(Collection entries)
::::::

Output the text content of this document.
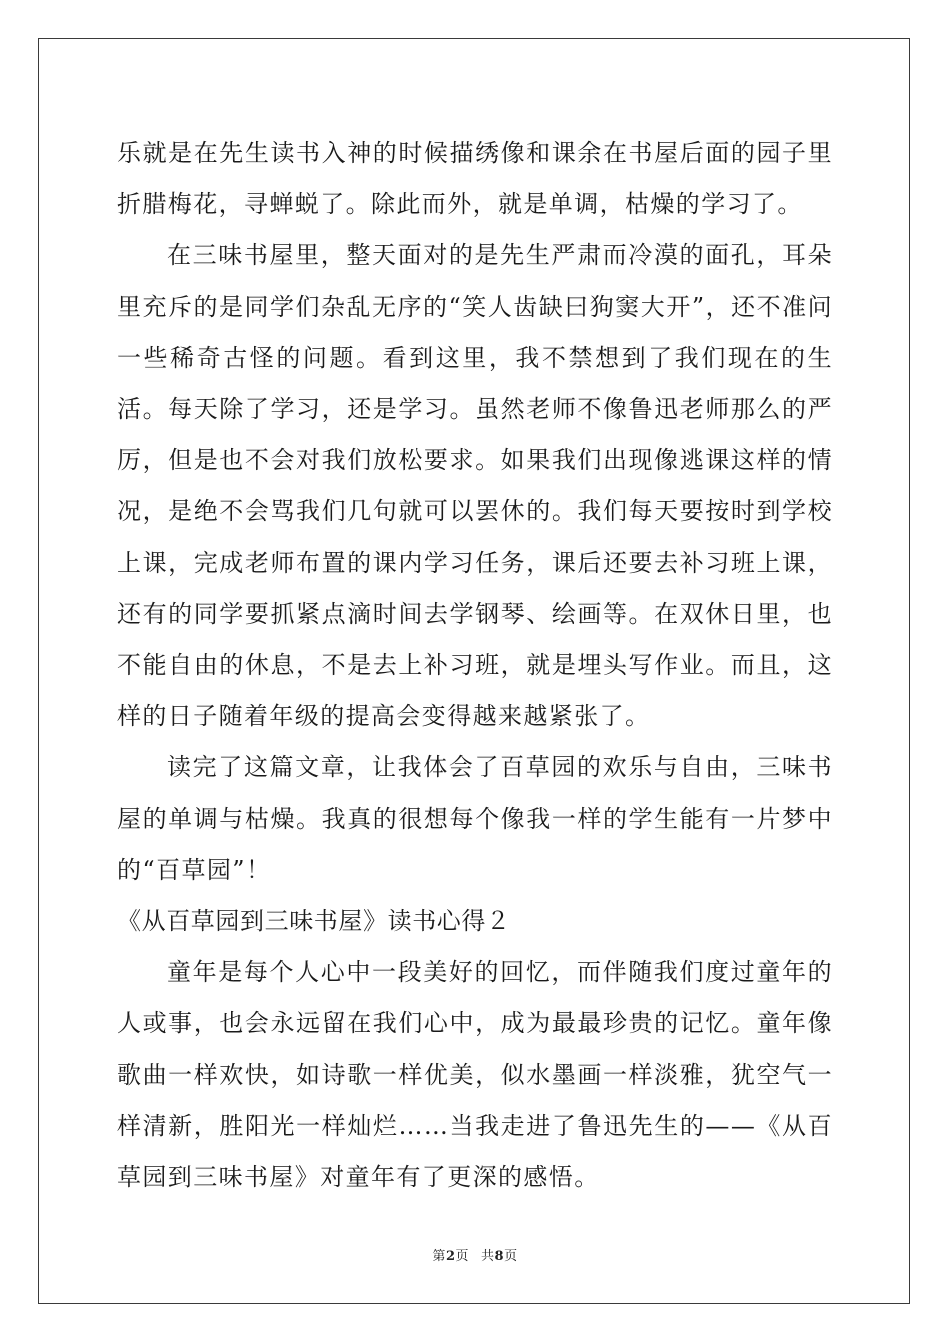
乐就是在先生读书入神的时候描绣像和课余在书屋后面的园子里折腊梅花，寻蝉蜕了。除此而外，就是单调，枯燥的学习了。

在三味书屋里，整天面对的是先生严肃而冷漠的面孔，耳朵里充斥的是同学们杂乱无序的“笑人齿缺曰狗窦大开”，还不准问一些稀奇古怪的问题。看到这里，我不禁想到了我们现在的生活。每天除了学习，还是学习。虽然老师不像鲁迅老师那么的严厉，但是也不会对我们放松要求。如果我们出现像逃课这样的情况，是绝不会骂我们几句就可以罢休的。我们每天要按时到学校上课，完成老师布置的课内学习任务，课后还要去补习班上课，还有的同学要抓紧点滴时间去学钢琴、绘画等。在双休日里，也不能自由的休息，不是去上补习班，就是埋头写作业。而且，这样的日子随着年级的提高会变得越来越紧张了。

读完了这篇文章，让我体会了百草园的欢乐与自由，三味书屋的单调与枯燥。我真的很想每个像我一样的学生能有一片梦中的“百草园”！

《从百草园到三味书屋》读书心得２

童年是每个人心中一段美好的回忆，而伴随我们度过童年的人或事，也会永远留在我们心中，成为最最珍贵的记忆。童年像歌曲一样欢快，如诗歌一样优美，似水墨画一样淡雅，犹空气一样清新，胜阳光一样灿烂……当我走进了鲁迅先生的——《从百草园到三味书屋》对童年有了更深的感悟。

第2页 共8页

::::::

Stated task -> Repeat the listing in full and exactly. Do not include any images.

Task answer ->
Output the text content of this document.
乐就是在先生读书入神的时候描绣像和课余在书屋后面的园子里折腊梅花，寻蝉蜕了。除此而外，就是单调，枯燥的学习了。

在三味书屋里，整天面对的是先生严肃而冷漠的面孔，耳朵里充斥的是同学们杂乱无序的“笑人齿缺曰狗窦大开”，还不准问一些稀奇古怪的问题。看到这里，我不禁想到了我们现在的生活。每天除了学习，还是学习。虽然老师不像鲁迅老师那么的严厉，但是也不会对我们放松要求。如果我们出现像逃课这样的情况，是绝不会骂我们几句就可以罢休的。我们每天要按时到学校上课，完成老师布置的课内学习任务，课后还要去补习班上课，还有的同学要抓紧点滴时间去学钢琴、绘画等。在双休日里，也不能自由的休息，不是去上补习班，就是埋头写作业。而且，这样的日子随着年级的提高会变得越来越紧张了。

读完了这篇文章，让我体会了百草园的欢乐与自由，三味书屋的单调与枯燥。我真的很想每个像我一样的学生能有一片梦中的“百草园”！

《从百草园到三味书屋》读书心得２

童年是每个人心中一段美好的回忆，而伴随我们度过童年的人或事，也会永远留在我们心中，成为最最珍贵的记忆。童年像歌曲一样欢快，如诗歌一样优美，似水墨画一样淡雅，犹空气一样清新，胜阳光一样灿烂……当我走进了鲁迅先生的——《从百草园到三味书屋》对童年有了更深的感悟。

第2页 共8页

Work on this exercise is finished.